▸ **The problem**: Copy every record below exactly.

━━━━━━━━━━━━━━━━

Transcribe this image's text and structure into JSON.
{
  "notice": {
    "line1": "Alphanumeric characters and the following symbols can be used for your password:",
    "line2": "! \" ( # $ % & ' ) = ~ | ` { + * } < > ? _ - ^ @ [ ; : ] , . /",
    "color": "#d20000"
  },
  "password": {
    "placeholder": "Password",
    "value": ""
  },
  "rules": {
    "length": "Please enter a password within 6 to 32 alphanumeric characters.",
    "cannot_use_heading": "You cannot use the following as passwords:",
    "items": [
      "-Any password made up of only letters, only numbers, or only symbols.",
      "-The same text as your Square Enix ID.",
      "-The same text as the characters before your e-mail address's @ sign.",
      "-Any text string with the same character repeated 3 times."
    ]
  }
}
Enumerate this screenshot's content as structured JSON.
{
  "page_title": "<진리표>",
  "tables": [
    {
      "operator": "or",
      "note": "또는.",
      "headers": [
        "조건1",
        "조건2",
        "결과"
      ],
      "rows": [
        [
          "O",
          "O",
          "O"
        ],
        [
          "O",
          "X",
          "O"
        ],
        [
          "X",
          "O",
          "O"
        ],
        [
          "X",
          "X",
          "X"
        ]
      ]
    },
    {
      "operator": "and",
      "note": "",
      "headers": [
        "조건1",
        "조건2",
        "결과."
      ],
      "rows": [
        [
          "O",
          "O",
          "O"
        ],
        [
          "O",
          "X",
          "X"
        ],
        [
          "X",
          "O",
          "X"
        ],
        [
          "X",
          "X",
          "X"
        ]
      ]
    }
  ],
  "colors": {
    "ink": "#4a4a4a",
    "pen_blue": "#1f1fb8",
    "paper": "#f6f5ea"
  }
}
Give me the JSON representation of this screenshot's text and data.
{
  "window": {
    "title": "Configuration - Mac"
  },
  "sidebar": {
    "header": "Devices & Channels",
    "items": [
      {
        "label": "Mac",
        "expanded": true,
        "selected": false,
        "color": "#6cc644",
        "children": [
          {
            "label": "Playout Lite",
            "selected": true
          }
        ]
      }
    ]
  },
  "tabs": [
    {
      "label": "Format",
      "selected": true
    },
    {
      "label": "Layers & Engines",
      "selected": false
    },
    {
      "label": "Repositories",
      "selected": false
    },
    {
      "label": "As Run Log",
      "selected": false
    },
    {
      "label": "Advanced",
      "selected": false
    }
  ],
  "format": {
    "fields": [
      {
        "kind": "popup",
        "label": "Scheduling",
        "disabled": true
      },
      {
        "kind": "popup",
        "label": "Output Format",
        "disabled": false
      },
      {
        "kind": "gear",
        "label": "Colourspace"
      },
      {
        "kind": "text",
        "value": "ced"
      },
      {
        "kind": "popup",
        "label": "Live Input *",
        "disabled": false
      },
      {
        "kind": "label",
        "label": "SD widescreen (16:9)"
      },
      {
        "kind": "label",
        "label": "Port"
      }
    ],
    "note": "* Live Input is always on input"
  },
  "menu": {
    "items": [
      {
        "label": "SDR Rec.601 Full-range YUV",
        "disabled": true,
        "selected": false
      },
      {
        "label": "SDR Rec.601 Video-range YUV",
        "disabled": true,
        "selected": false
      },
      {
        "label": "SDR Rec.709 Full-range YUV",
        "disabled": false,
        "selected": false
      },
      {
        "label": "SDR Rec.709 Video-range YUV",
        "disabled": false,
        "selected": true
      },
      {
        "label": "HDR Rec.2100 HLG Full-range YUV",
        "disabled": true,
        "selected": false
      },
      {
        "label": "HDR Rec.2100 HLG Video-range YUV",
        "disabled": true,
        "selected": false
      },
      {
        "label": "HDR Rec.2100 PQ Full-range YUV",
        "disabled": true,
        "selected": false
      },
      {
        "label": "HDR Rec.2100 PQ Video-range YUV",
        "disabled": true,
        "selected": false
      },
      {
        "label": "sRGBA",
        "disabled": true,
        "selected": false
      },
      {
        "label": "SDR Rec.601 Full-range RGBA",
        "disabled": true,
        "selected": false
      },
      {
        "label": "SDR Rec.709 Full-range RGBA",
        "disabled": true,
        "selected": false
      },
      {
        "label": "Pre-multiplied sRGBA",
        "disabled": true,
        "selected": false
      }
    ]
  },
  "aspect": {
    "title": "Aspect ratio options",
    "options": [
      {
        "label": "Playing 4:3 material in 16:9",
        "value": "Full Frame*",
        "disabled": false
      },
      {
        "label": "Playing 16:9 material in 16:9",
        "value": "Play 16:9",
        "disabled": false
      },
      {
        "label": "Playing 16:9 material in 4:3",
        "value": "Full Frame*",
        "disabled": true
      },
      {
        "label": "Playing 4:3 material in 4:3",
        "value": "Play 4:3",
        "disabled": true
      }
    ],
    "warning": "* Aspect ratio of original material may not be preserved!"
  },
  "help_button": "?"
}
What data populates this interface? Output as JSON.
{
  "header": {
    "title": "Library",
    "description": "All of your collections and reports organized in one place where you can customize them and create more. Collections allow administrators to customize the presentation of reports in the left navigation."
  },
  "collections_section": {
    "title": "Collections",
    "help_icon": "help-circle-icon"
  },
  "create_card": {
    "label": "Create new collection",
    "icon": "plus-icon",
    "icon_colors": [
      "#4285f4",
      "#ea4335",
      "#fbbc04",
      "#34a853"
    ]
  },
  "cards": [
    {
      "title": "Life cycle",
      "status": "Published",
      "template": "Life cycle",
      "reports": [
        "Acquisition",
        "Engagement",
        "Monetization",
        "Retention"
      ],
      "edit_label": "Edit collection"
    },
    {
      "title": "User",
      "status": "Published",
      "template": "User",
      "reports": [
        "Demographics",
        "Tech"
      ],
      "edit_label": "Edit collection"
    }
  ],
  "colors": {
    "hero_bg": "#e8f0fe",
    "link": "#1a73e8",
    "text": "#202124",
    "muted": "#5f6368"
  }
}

━━━━━━━━━━━━━━━━

▸ **Worked solution**:
Transcribe this image's text and structure into JSON.
{
  "notice": {
    "line1": "Alphanumeric characters and the following symbols can be used for your password:",
    "line2": "! \" ( # $ % & ' ) = ~ | ` { + * } < > ? _ - ^ @ [ ; : ] , . /",
    "color": "#d20000"
  },
  "password": {
    "placeholder": "Password",
    "value": ""
  },
  "rules": {
    "length": "Please enter a password within 6 to 32 alphanumeric characters.",
    "cannot_use_heading": "You cannot use the following as passwords:",
    "items": [
      "-Any password made up of only letters, only numbers, or only symbols.",
      "-The same text as your Square Enix ID.",
      "-The same text as the characters before your e-mail address's @ sign.",
      "-Any text string with the same character repeated 3 times."
    ]
  }
}
Enumerate this screenshot's content as structured JSON.
{
  "page_title": "<진리표>",
  "tables": [
    {
      "operator": "or",
      "note": "또는.",
      "headers": [
        "조건1",
        "조건2",
        "결과"
      ],
      "rows": [
        [
          "O",
          "O",
          "O"
        ],
        [
          "O",
          "X",
          "O"
        ],
        [
          "X",
          "O",
          "O"
        ],
        [
          "X",
          "X",
          "X"
        ]
      ]
    },
    {
      "operator": "and",
      "note": "",
      "headers": [
        "조건1",
        "조건2",
        "결과."
      ],
      "rows": [
        [
          "O",
          "O",
          "O"
        ],
        [
          "O",
          "X",
          "X"
        ],
        [
          "X",
          "O",
          "X"
        ],
        [
          "X",
          "X",
          "X"
        ]
      ]
    }
  ],
  "colors": {
    "ink": "#4a4a4a",
    "pen_blue": "#1f1fb8",
    "paper": "#f6f5ea"
  }
}
Give me the JSON representation of this screenshot's text and data.
{
  "window": {
    "title": "Configuration - Mac"
  },
  "sidebar": {
    "header": "Devices & Channels",
    "items": [
      {
        "label": "Mac",
        "expanded": true,
        "selected": false,
        "color": "#6cc644",
        "children": [
          {
            "label": "Playout Lite",
            "selected": true
          }
        ]
      }
    ]
  },
  "tabs": [
    {
      "label": "Format",
      "selected": true
    },
    {
      "label": "Layers & Engines",
      "selected": false
    },
    {
      "label": "Repositories",
      "selected": false
    },
    {
      "label": "As Run Log",
      "selected": false
    },
    {
      "label": "Advanced",
      "selected": false
    }
  ],
  "format": {
    "fields": [
      {
        "kind": "popup",
        "label": "Scheduling",
        "disabled": true
      },
      {
        "kind": "popup",
        "label": "Output Format",
        "disabled": false
      },
      {
        "kind": "gear",
        "label": "Colourspace"
      },
      {
        "kind": "text",
        "value": "ced"
      },
      {
        "kind": "popup",
        "label": "Live Input *",
        "disabled": false
      },
      {
        "kind": "label",
        "label": "SD widescreen (16:9)"
      },
      {
        "kind": "label",
        "label": "Port"
      }
    ],
    "note": "* Live Input is always on input"
  },
  "menu": {
    "items": [
      {
        "label": "SDR Rec.601 Full-range YUV",
        "disabled": true,
        "selected": false
      },
      {
        "label": "SDR Rec.601 Video-range YUV",
        "disabled": true,
        "selected": false
      },
      {
        "label": "SDR Rec.709 Full-range YUV",
        "disabled": false,
        "selected": false
      },
      {
        "label": "SDR Rec.709 Video-range YUV",
        "disabled": false,
        "selected": true
      },
      {
        "label": "HDR Rec.2100 HLG Full-range YUV",
        "disabled": true,
        "selected": false
      },
      {
        "label": "HDR Rec.2100 HLG Video-range YUV",
        "disabled": true,
        "selected": false
      },
      {
        "label": "HDR Rec.2100 PQ Full-range YUV",
        "disabled": true,
        "selected": false
      },
      {
        "label": "HDR Rec.2100 PQ Video-range YUV",
        "disabled": true,
        "selected": false
      },
      {
        "label": "sRGBA",
        "disabled": true,
        "selected": false
      },
      {
        "label": "SDR Rec.601 Full-range RGBA",
        "disabled": true,
        "selected": false
      },
      {
        "label": "SDR Rec.709 Full-range RGBA",
        "disabled": true,
        "selected": false
      },
      {
        "label": "Pre-multiplied sRGBA",
        "disabled": true,
        "selected": false
      }
    ]
  },
  "aspect": {
    "title": "Aspect ratio options",
    "options": [
      {
        "label": "Playing 4:3 material in 16:9",
        "value": "Full Frame*",
        "disabled": false
      },
      {
        "label": "Playing 16:9 material in 16:9",
        "value": "Play 16:9",
        "disabled": false
      },
      {
        "label": "Playing 16:9 material in 4:3",
        "value": "Full Frame*",
        "disabled": true
      },
      {
        "label": "Playing 4:3 material in 4:3",
        "value": "Play 4:3",
        "disabled": true
      }
    ],
    "warning": "* Aspect ratio of original material may not be preserved!"
  },
  "help_button": "?"
}
What data populates this interface? Output as JSON.
{
  "header": {
    "title": "Library",
    "description": "All of your collections and reports organized in one place where you can customize them and create more. Collections allow administrators to customize the presentation of reports in the left navigation."
  },
  "collections_section": {
    "title": "Collections",
    "help_icon": "help-circle-icon"
  },
  "create_card": {
    "label": "Create new collection",
    "icon": "plus-icon",
    "icon_colors": [
      "#4285f4",
      "#ea4335",
      "#fbbc04",
      "#34a853"
    ]
  },
  "cards": [
    {
      "title": "Life cycle",
      "status": "Published",
      "template": "Life cycle",
      "reports": [
        "Acquisition",
        "Engagement",
        "Monetization",
        "Retention"
      ],
      "edit_label": "Edit collection"
    },
    {
      "title": "User",
      "status": "Published",
      "template": "User",
      "reports": [
        "Demographics",
        "Tech"
      ],
      "edit_label": "Edit collection"
    }
  ],
  "colors": {
    "hero_bg": "#e8f0fe",
    "link": "#1a73e8",
    "text": "#202124",
    "muted": "#5f6368"
  }
}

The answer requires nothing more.